▸ **TASK PROMPT**: Of all the lines in the material, how many contain the word "Lifting"? State the number alone.

▸ **RECORD EXCERPTS**:
───

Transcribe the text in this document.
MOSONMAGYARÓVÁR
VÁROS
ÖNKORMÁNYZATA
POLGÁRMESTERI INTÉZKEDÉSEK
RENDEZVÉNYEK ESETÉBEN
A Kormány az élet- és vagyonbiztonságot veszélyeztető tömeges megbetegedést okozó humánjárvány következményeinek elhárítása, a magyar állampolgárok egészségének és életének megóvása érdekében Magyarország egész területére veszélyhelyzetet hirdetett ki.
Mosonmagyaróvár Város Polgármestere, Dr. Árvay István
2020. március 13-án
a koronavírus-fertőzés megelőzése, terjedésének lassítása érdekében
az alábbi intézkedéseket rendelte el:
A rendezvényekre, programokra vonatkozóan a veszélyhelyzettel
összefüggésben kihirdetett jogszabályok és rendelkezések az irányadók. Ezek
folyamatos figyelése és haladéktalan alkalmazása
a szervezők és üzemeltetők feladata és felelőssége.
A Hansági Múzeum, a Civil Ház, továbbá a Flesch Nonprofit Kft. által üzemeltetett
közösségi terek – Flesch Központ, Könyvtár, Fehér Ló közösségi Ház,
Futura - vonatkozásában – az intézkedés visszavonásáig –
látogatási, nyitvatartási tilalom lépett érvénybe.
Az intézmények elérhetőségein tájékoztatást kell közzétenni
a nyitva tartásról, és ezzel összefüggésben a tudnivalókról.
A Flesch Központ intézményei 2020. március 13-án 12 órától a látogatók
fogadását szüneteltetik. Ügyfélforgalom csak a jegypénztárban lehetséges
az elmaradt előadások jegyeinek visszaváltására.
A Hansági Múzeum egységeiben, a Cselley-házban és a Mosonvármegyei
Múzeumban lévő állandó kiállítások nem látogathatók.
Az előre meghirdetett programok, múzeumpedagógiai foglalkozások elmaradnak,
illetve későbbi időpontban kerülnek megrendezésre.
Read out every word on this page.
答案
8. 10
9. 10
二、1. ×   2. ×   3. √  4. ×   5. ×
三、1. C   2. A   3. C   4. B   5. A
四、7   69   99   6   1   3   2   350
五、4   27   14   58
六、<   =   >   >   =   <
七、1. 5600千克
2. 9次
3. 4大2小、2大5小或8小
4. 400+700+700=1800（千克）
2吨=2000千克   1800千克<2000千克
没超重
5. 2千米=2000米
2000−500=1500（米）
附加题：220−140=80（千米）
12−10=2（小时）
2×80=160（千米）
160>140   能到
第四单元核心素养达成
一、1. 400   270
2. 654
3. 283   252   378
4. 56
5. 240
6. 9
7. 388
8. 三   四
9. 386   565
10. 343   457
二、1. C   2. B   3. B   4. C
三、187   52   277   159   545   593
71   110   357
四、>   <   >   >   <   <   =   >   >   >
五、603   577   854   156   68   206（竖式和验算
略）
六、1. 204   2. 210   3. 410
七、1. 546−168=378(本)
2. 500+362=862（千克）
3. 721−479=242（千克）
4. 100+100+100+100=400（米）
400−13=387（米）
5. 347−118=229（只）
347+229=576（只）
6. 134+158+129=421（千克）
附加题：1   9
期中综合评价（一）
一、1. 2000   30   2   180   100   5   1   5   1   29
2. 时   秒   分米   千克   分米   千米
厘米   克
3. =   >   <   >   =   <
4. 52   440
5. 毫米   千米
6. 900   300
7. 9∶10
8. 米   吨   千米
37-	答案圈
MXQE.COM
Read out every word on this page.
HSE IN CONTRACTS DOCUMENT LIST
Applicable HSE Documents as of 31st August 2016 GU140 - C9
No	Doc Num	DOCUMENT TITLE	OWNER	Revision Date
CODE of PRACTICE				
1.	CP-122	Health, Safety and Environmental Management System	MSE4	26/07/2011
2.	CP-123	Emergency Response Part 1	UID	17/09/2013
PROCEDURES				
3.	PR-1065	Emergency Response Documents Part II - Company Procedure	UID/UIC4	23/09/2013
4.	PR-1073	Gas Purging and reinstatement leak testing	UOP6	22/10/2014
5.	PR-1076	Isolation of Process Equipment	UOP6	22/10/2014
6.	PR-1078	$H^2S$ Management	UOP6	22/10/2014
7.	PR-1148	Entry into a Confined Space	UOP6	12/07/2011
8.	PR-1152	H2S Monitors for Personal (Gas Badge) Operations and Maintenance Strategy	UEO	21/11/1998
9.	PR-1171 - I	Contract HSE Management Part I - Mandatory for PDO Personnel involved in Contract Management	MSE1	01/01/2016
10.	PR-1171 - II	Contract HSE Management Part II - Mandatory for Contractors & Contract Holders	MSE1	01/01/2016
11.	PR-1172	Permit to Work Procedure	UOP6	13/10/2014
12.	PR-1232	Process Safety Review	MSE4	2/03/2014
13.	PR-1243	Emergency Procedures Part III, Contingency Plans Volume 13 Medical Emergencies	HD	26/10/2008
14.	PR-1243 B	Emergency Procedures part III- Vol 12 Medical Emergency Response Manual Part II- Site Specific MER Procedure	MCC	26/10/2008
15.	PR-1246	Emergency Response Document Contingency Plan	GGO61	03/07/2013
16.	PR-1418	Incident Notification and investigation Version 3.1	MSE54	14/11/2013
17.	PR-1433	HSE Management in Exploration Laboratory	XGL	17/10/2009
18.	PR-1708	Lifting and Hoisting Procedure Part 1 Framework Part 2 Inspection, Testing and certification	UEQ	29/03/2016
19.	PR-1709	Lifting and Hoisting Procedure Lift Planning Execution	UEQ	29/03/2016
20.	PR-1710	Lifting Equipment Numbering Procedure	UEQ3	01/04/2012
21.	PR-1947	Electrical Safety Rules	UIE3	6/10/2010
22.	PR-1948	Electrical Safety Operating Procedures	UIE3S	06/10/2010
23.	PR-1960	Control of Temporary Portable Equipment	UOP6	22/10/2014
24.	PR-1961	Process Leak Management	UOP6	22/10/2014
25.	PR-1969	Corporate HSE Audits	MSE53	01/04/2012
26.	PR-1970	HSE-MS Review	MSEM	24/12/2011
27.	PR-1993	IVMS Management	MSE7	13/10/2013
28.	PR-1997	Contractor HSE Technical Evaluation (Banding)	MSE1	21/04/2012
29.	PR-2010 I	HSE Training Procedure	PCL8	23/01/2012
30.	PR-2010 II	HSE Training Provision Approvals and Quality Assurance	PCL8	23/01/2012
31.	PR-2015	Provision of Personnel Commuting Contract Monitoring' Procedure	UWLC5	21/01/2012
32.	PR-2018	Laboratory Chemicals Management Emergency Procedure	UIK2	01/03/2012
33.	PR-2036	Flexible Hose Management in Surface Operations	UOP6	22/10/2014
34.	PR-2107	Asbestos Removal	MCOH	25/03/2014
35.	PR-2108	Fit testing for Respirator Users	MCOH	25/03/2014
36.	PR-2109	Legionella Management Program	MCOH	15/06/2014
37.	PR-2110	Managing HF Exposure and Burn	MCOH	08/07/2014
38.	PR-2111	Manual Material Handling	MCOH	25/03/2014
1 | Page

───

▸ **THE SOLUTION**: 3